Collected data entries
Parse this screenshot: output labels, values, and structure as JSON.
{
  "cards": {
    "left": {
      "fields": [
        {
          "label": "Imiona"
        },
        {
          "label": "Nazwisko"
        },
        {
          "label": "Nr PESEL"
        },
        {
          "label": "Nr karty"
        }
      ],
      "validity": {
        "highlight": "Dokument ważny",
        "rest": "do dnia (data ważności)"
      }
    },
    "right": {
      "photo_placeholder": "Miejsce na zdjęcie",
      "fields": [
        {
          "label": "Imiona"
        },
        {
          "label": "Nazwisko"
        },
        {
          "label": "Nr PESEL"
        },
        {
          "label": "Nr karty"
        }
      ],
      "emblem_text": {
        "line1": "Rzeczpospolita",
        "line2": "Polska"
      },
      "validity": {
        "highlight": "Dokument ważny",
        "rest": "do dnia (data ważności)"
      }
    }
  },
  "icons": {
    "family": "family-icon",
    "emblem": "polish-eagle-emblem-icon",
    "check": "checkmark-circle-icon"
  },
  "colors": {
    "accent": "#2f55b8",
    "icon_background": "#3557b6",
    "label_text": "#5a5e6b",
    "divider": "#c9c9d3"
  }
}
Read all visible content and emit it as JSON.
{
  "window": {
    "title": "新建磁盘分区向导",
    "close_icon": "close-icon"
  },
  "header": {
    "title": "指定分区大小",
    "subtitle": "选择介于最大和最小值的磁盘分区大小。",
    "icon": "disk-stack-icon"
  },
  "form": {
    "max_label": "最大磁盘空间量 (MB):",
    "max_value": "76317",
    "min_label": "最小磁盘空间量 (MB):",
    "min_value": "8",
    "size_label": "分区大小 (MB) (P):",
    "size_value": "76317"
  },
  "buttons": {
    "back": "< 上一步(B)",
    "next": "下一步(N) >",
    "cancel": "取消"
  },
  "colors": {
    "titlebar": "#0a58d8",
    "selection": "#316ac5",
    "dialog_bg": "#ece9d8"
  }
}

REQUIREMENTS =>
Please repeat the listing exactly, with nothing left out.

RESPONSE BELOW =>
Parse this screenshot: output labels, values, and structure as JSON.
{
  "cards": {
    "left": {
      "fields": [
        {
          "label": "Imiona"
        },
        {
          "label": "Nazwisko"
        },
        {
          "label": "Nr PESEL"
        },
        {
          "label": "Nr karty"
        }
      ],
      "validity": {
        "highlight": "Dokument ważny",
        "rest": "do dnia (data ważności)"
      }
    },
    "right": {
      "photo_placeholder": "Miejsce na zdjęcie",
      "fields": [
        {
          "label": "Imiona"
        },
        {
          "label": "Nazwisko"
        },
        {
          "label": "Nr PESEL"
        },
        {
          "label": "Nr karty"
        }
      ],
      "emblem_text": {
        "line1": "Rzeczpospolita",
        "line2": "Polska"
      },
      "validity": {
        "highlight": "Dokument ważny",
        "rest": "do dnia (data ważności)"
      }
    }
  },
  "icons": {
    "family": "family-icon",
    "emblem": "polish-eagle-emblem-icon",
    "check": "checkmark-circle-icon"
  },
  "colors": {
    "accent": "#2f55b8",
    "icon_background": "#3557b6",
    "label_text": "#5a5e6b",
    "divider": "#c9c9d3"
  }
}
Read all visible content and emit it as JSON.
{
  "window": {
    "title": "新建磁盘分区向导",
    "close_icon": "close-icon"
  },
  "header": {
    "title": "指定分区大小",
    "subtitle": "选择介于最大和最小值的磁盘分区大小。",
    "icon": "disk-stack-icon"
  },
  "form": {
    "max_label": "最大磁盘空间量 (MB):",
    "max_value": "76317",
    "min_label": "最小磁盘空间量 (MB):",
    "min_value": "8",
    "size_label": "分区大小 (MB) (P):",
    "size_value": "76317"
  },
  "buttons": {
    "back": "< 上一步(B)",
    "next": "下一步(N) >",
    "cancel": "取消"
  },
  "colors": {
    "titlebar": "#0a58d8",
    "selection": "#316ac5",
    "dialog_bg": "#ece9d8"
  }
}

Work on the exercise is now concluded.